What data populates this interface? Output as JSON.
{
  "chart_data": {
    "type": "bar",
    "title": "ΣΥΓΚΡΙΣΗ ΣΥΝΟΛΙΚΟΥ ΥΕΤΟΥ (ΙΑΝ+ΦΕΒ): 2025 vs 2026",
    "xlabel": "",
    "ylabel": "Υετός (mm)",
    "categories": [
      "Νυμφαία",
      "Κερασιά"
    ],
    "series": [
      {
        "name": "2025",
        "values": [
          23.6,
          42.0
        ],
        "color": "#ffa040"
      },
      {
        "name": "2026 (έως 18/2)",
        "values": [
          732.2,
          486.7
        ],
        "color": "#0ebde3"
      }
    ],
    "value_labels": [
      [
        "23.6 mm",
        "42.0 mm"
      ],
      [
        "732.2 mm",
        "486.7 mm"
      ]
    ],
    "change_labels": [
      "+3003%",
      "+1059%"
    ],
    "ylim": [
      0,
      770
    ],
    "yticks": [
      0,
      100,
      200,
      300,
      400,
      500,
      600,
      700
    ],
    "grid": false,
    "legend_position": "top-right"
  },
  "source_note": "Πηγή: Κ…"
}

• _WRITTEN EXERCISE_:
Print all of the entries again, exactly as written.

• _THE ANSWER_:
What data populates this interface? Output as JSON.
{
  "chart_data": {
    "type": "bar",
    "title": "ΣΥΓΚΡΙΣΗ ΣΥΝΟΛΙΚΟΥ ΥΕΤΟΥ (ΙΑΝ+ΦΕΒ): 2025 vs 2026",
    "xlabel": "",
    "ylabel": "Υετός (mm)",
    "categories": [
      "Νυμφαία",
      "Κερασιά"
    ],
    "series": [
      {
        "name": "2025",
        "values": [
          23.6,
          42.0
        ],
        "color": "#ffa040"
      },
      {
        "name": "2026 (έως 18/2)",
        "values": [
          732.2,
          486.7
        ],
        "color": "#0ebde3"
      }
    ],
    "value_labels": [
      [
        "23.6 mm",
        "42.0 mm"
      ],
      [
        "732.2 mm",
        "486.7 mm"
      ]
    ],
    "change_labels": [
      "+3003%",
      "+1059%"
    ],
    "ylim": [
      0,
      770
    ],
    "yticks": [
      0,
      100,
      200,
      300,
      400,
      500,
      600,
      700
    ],
    "grid": false,
    "legend_position": "top-right"
  },
  "source_note": "Πηγή: Κ…"
}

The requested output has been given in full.